Work to complete:
Skip the pictures. Copy all the rest of the records down exactly.

Supplied data:

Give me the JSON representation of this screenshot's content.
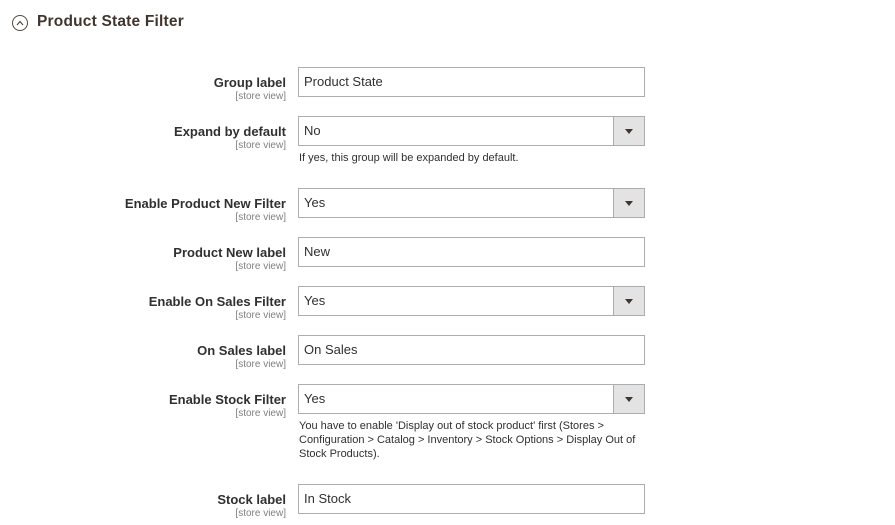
{
  "section": {
    "title": "Product State Filter",
    "icon": "collapse-circle-up-icon"
  },
  "fields": {
    "group_label": {
      "label": "Group label",
      "scope": "[store view]",
      "value": "Product State"
    },
    "expand_by_default": {
      "label": "Expand by default",
      "scope": "[store view]",
      "value": "No",
      "note": "If yes, this group will be expanded by default."
    },
    "enable_product_new": {
      "label": "Enable Product New Filter",
      "scope": "[store view]",
      "value": "Yes"
    },
    "product_new_label": {
      "label": "Product New label",
      "scope": "[store view]",
      "value": "New"
    },
    "enable_on_sales": {
      "label": "Enable On Sales Filter",
      "scope": "[store view]",
      "value": "Yes"
    },
    "on_sales_label": {
      "label": "On Sales label",
      "scope": "[store view]",
      "value": "On Sales"
    },
    "enable_stock": {
      "label": "Enable Stock Filter",
      "scope": "[store view]",
      "value": "Yes",
      "note": "You have to enable 'Display out of stock product' first (Stores > Configuration > Catalog > Inventory > Stock Options > Display Out of Stock Products)."
    },
    "stock_label": {
      "label": "Stock label",
      "scope": "[store view]",
      "value": "In Stock"
    }
  }
}
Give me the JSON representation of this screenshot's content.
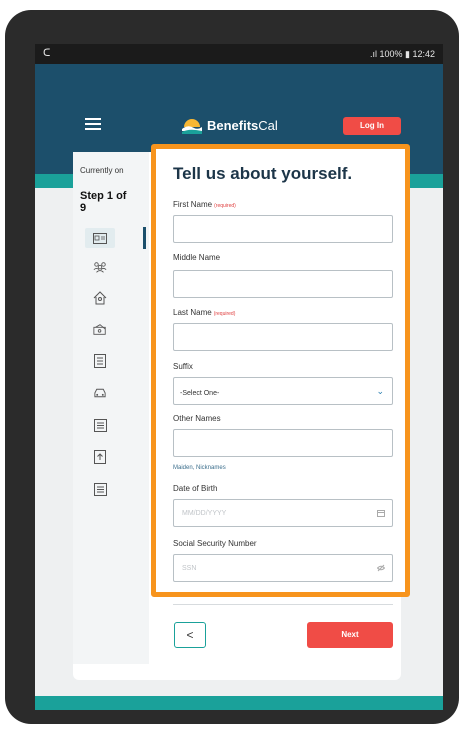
{
  "status_bar": {
    "left_icon": "c-notification-icon",
    "right_text": ".ıl 100% ▮ 12:42"
  },
  "header": {
    "logo_text_bold": "Benefits",
    "logo_text_rest": "Cal",
    "login_label": "Log In"
  },
  "sidebar": {
    "currently_label": "Currently on",
    "step_label": "Step 1 of 9",
    "icons": [
      "id-card-icon",
      "people-icon",
      "house-icon",
      "money-icon",
      "document-icon",
      "car-icon",
      "list-icon",
      "upload-document-icon",
      "list-icon-2"
    ]
  },
  "form": {
    "title": "Tell us about yourself.",
    "first_name_label": "First Name",
    "first_name_required": "(required)",
    "middle_name_label": "Middle Name",
    "last_name_label": "Last Name",
    "last_name_required": "(required)",
    "suffix_label": "Suffix",
    "suffix_value": "-Select One-",
    "other_names_label": "Other Names",
    "other_names_hint": "Maiden, Nicknames",
    "dob_label": "Date of Birth",
    "dob_placeholder": "MM/DD/YYYY",
    "ssn_label": "Social Security Number",
    "ssn_placeholder": "SSN"
  },
  "footer": {
    "back_label": "<",
    "next_label": "Next"
  },
  "colors": {
    "header": "#1c4f6b",
    "teal": "#1aa19a",
    "accent": "#f04c46",
    "highlight": "#f7941d"
  }
}
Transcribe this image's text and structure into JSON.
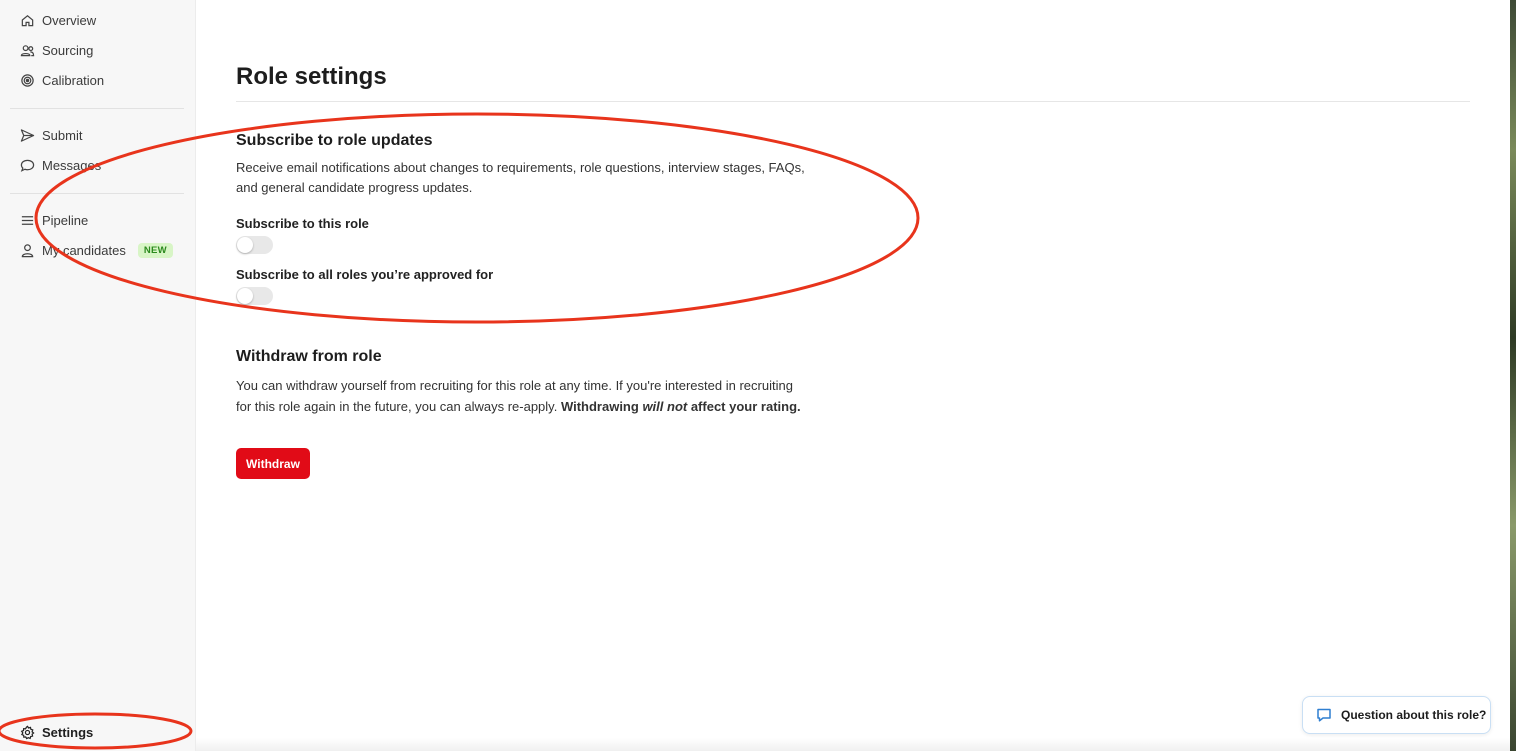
{
  "sidebar": {
    "items": [
      {
        "label": "Overview",
        "icon": "home-icon"
      },
      {
        "label": "Sourcing",
        "icon": "people-icon"
      },
      {
        "label": "Calibration",
        "icon": "target-icon"
      },
      {
        "label": "Submit",
        "icon": "send-icon"
      },
      {
        "label": "Messages",
        "icon": "chat-bubble-icon"
      },
      {
        "label": "Pipeline",
        "icon": "list-icon"
      },
      {
        "label": "My candidates",
        "icon": "user-icon",
        "badge": "NEW"
      }
    ],
    "settings": {
      "label": "Settings",
      "icon": "gear-icon"
    }
  },
  "page": {
    "title": "Role settings",
    "subscribe": {
      "heading": "Subscribe to role updates",
      "description": "Receive email notifications about changes to requirements, role questions, interview stages, FAQs, and general candidate progress updates.",
      "toggles": [
        {
          "label": "Subscribe to this role",
          "on": false
        },
        {
          "label": "Subscribe to all roles you’re approved for",
          "on": false
        }
      ]
    },
    "withdraw": {
      "heading": "Withdraw from role",
      "description_part1": "You can withdraw yourself from recruiting for this role at any time. If you're interested in recruiting for this role again in the future, you can always re-apply. ",
      "description_bold1": "Withdrawing ",
      "description_bold_italic": "will not",
      "description_bold2": " affect your rating.",
      "button_label": "Withdraw"
    }
  },
  "help": {
    "button_label": "Question about this role?",
    "icon": "comment-icon"
  },
  "colors": {
    "accent_red": "#e10b17",
    "annotation_red": "#e8341c",
    "badge_bg": "#d8f5c6",
    "badge_text": "#2c8a1e"
  }
}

Full output:
Give me the JSON representation of this screenshot's content.
{
  "section": {
    "title": "Product State Filter",
    "icon": "collapse-circle-up-icon"
  },
  "fields": {
    "group_label": {
      "label": "Group label",
      "scope": "[store view]",
      "value": "Product State"
    },
    "expand_by_default": {
      "label": "Expand by default",
      "scope": "[store view]",
      "value": "No",
      "note": "If yes, this group will be expanded by default."
    },
    "enable_product_new": {
      "label": "Enable Product New Filter",
      "scope": "[store view]",
      "value": "Yes"
    },
    "product_new_label": {
      "label": "Product New label",
      "scope": "[store view]",
      "value": "New"
    },
    "enable_on_sales": {
      "label": "Enable On Sales Filter",
      "scope": "[store view]",
      "value": "Yes"
    },
    "on_sales_label": {
      "label": "On Sales label",
      "scope": "[store view]",
      "value": "On Sales"
    },
    "enable_stock": {
      "label": "Enable Stock Filter",
      "scope": "[store view]",
      "value": "Yes",
      "note": "You have to enable 'Display out of stock product' first (Stores > Configuration > Catalog > Inventory > Stock Options > Display Out of Stock Products)."
    },
    "stock_label": {
      "label": "Stock label",
      "scope": "[store view]",
      "value": "In Stock"
    }
  }
}
Give me the JSON representation of this screenshot's content.
{
  "status_bar": {
    "left_icon": "c-notification-icon",
    "right_text": ".ıl 100% ▮ 12:42"
  },
  "header": {
    "logo_text_bold": "Benefits",
    "logo_text_rest": "Cal",
    "login_label": "Log In"
  },
  "sidebar": {
    "currently_label": "Currently on",
    "step_label": "Step 1 of 9",
    "icons": [
      "id-card-icon",
      "people-icon",
      "house-icon",
      "money-icon",
      "document-icon",
      "car-icon",
      "list-icon",
      "upload-document-icon",
      "list-icon-2"
    ]
  },
  "form": {
    "title": "Tell us about yourself.",
    "first_name_label": "First Name",
    "first_name_required": "(required)",
    "middle_name_label": "Middle Name",
    "last_name_label": "Last Name",
    "last_name_required": "(required)",
    "suffix_label": "Suffix",
    "suffix_value": "-Select One-",
    "other_names_label": "Other Names",
    "other_names_hint": "Maiden, Nicknames",
    "dob_label": "Date of Birth",
    "dob_placeholder": "MM/DD/YYYY",
    "ssn_label": "Social Security Number",
    "ssn_placeholder": "SSN"
  },
  "footer": {
    "back_label": "<",
    "next_label": "Next"
  },
  "colors": {
    "header": "#1c4f6b",
    "teal": "#1aa19a",
    "accent": "#f04c46",
    "highlight": "#f7941d"
  }
}
Transcribe this image's text and structure into JSON.
{
  "sidebar": {
    "items": [
      {
        "label": "Overview",
        "icon": "home-icon"
      },
      {
        "label": "Sourcing",
        "icon": "people-icon"
      },
      {
        "label": "Calibration",
        "icon": "target-icon"
      },
      {
        "label": "Submit",
        "icon": "send-icon"
      },
      {
        "label": "Messages",
        "icon": "chat-bubble-icon"
      },
      {
        "label": "Pipeline",
        "icon": "list-icon"
      },
      {
        "label": "My candidates",
        "icon": "user-icon",
        "badge": "NEW"
      }
    ],
    "settings": {
      "label": "Settings",
      "icon": "gear-icon"
    }
  },
  "page": {
    "title": "Role settings",
    "subscribe": {
      "heading": "Subscribe to role updates",
      "description": "Receive email notifications about changes to requirements, role questions, interview stages, FAQs, and general candidate progress updates.",
      "toggles": [
        {
          "label": "Subscribe to this role",
          "on": false
        },
        {
          "label": "Subscribe to all roles you’re approved for",
          "on": false
        }
      ]
    },
    "withdraw": {
      "heading": "Withdraw from role",
      "description_part1": "You can withdraw yourself from recruiting for this role at any time. If you're interested in recruiting for this role again in the future, you can always re-apply. ",
      "description_bold1": "Withdrawing ",
      "description_bold_italic": "will not",
      "description_bold2": " affect your rating.",
      "button_label": "Withdraw"
    }
  },
  "help": {
    "button_label": "Question about this role?",
    "icon": "comment-icon"
  },
  "colors": {
    "accent_red": "#e10b17",
    "annotation_red": "#e8341c",
    "badge_bg": "#d8f5c6",
    "badge_text": "#2c8a1e"
  }
}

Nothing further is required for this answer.